## [Problem to work on]
Spot each line that carries the word "data"; copy those lines.

## Begin Extracted information

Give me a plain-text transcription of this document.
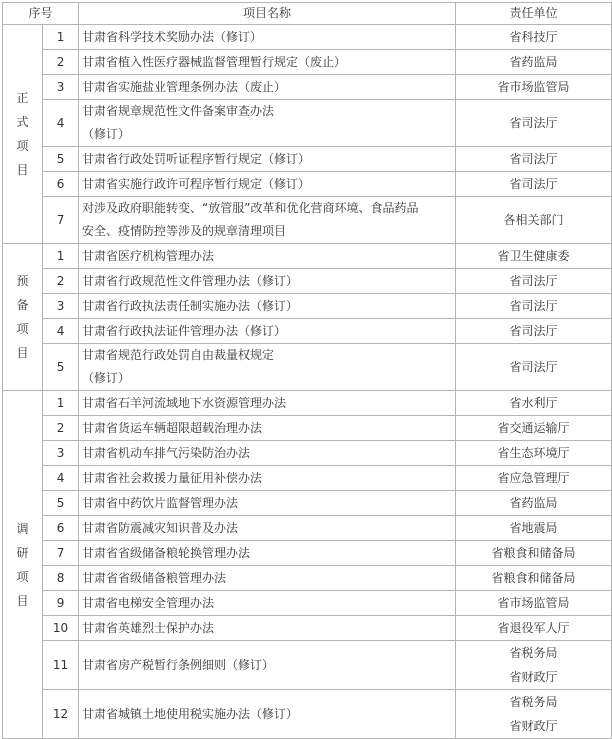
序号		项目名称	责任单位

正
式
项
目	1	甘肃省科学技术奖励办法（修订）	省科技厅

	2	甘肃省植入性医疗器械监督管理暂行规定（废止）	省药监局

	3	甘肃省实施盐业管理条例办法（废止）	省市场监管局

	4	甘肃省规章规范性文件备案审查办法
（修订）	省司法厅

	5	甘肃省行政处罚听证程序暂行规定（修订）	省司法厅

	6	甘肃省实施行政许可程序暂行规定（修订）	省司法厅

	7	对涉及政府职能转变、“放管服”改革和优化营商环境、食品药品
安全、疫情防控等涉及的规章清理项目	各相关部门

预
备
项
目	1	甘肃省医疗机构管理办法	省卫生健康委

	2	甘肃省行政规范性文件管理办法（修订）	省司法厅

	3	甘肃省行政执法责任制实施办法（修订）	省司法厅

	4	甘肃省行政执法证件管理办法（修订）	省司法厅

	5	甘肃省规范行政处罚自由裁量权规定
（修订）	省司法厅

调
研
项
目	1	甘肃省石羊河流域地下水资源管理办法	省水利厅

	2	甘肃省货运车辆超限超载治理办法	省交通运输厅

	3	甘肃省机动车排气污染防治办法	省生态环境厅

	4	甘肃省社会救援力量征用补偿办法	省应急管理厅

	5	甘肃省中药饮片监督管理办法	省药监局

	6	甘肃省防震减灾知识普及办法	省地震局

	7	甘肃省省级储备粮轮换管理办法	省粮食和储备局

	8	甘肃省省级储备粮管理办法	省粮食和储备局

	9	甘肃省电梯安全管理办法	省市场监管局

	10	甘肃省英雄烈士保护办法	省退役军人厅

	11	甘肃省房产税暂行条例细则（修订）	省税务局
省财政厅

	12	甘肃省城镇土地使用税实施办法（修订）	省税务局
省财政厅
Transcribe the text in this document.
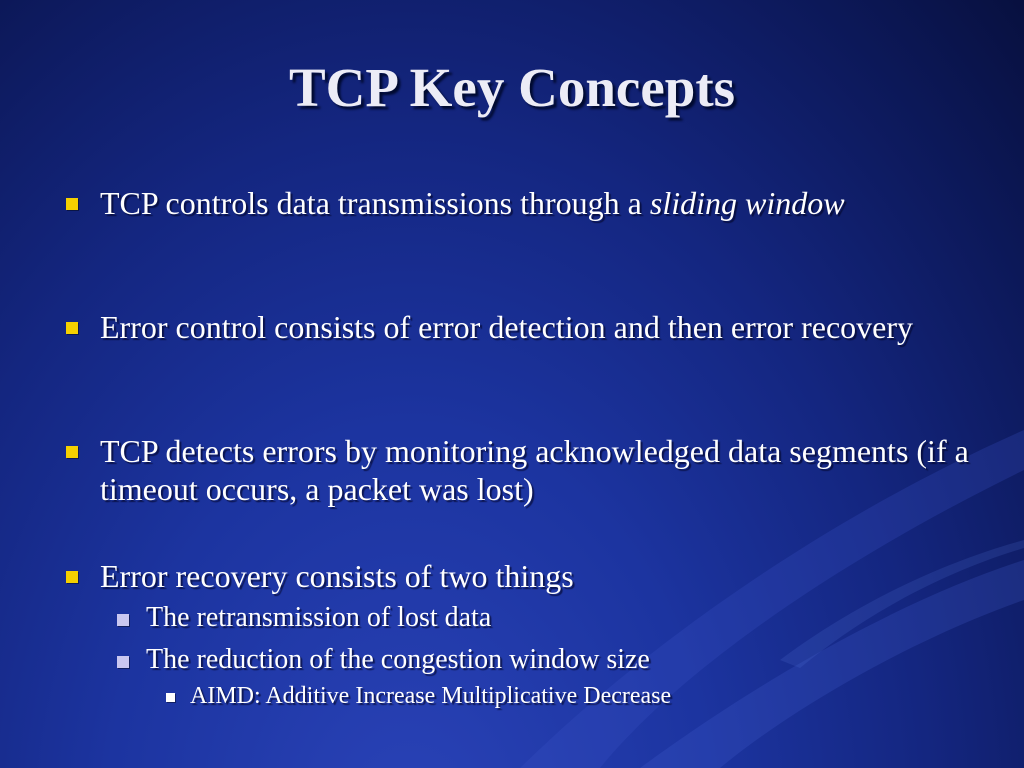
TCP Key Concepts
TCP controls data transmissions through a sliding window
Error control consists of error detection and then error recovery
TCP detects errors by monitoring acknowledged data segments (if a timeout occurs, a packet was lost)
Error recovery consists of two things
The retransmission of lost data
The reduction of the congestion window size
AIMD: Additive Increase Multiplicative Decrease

## End Extracted information
## Begin Extracted information

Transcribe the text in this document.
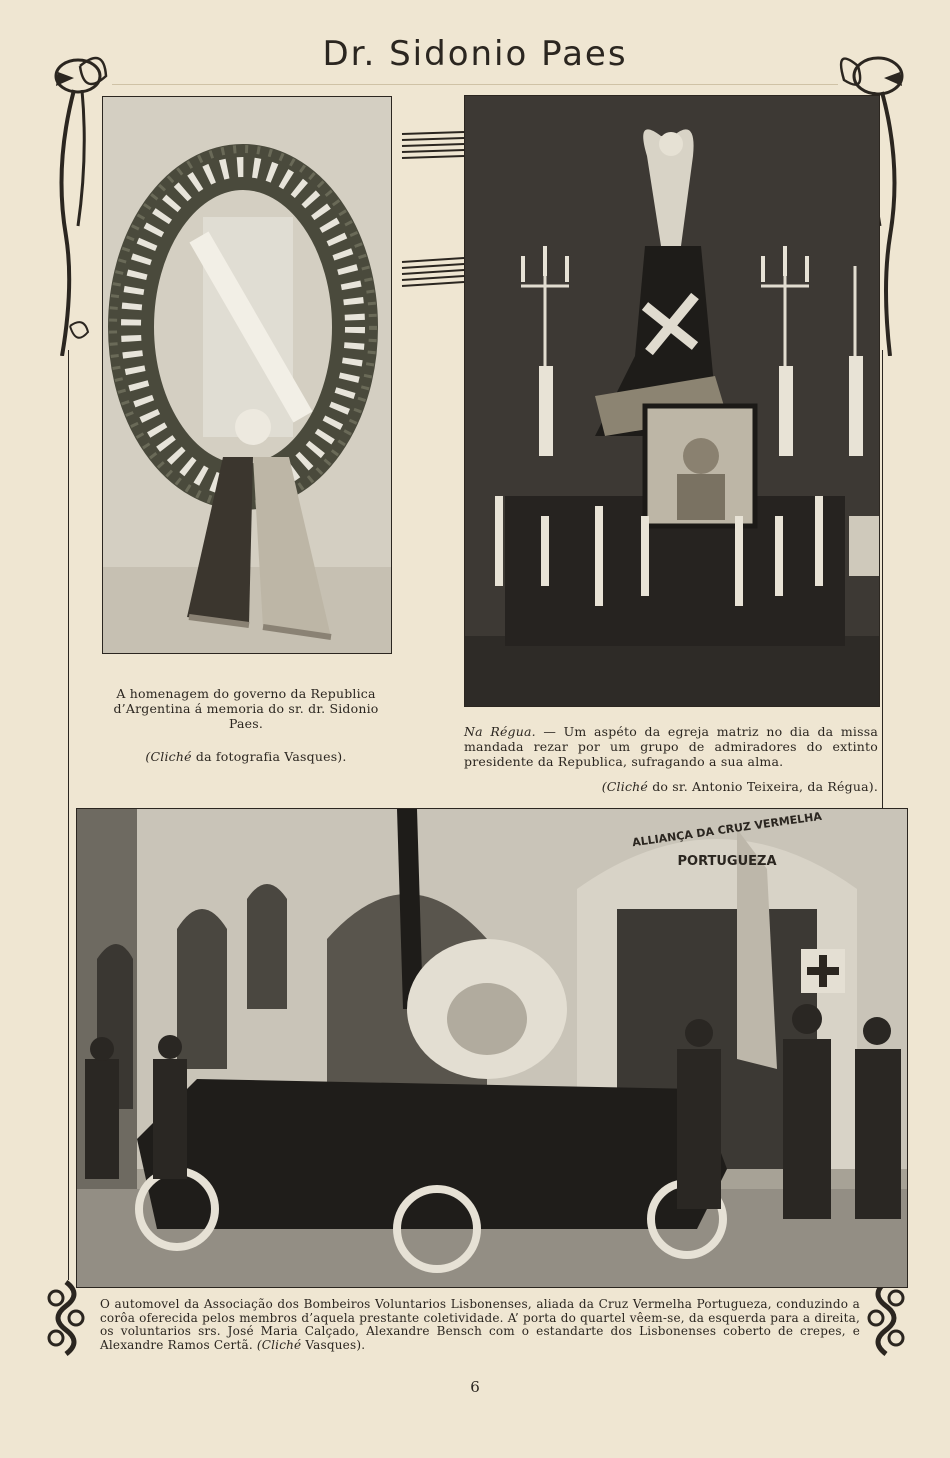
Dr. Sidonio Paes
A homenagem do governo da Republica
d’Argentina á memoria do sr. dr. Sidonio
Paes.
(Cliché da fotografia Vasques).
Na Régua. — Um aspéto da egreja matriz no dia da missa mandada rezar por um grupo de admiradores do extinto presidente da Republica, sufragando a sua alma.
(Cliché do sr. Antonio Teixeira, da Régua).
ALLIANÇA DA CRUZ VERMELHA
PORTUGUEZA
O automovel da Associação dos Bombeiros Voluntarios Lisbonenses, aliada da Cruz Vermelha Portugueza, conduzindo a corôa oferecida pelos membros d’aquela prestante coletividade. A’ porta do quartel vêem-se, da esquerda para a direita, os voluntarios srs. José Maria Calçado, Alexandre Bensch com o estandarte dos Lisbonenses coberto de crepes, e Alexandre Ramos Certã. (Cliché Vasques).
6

## End Extracted information
## Begin Extracted information

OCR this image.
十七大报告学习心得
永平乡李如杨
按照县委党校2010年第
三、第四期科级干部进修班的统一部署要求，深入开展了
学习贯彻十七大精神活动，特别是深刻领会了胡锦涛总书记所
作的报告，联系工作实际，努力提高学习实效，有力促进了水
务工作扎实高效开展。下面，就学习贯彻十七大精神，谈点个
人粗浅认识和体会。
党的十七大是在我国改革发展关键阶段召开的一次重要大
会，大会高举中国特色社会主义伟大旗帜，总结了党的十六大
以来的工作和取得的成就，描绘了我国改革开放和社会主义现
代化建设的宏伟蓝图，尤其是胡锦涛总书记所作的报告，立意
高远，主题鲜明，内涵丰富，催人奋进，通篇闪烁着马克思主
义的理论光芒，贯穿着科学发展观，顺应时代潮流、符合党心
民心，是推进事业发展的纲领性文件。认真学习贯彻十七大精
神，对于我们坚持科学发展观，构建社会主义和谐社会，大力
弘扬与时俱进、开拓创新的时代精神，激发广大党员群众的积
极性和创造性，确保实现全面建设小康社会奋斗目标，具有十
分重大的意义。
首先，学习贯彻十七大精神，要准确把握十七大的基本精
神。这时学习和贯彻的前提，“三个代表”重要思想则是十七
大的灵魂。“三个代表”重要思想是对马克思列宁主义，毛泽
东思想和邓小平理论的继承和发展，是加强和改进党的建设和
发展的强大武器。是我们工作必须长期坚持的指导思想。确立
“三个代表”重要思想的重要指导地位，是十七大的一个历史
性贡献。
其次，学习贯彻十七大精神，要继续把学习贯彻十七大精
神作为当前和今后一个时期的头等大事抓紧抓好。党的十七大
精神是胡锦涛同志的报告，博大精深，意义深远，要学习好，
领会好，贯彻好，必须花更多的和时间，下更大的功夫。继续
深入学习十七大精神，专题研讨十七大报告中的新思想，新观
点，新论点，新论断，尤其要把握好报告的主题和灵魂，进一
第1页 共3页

## End Extracted information

## [Response]
TCP controls data transmissions through a sliding window
TCP detects errors by monitoring acknowledged data segments (if a timeout occurs, a packet was lost)
The retransmission of lost data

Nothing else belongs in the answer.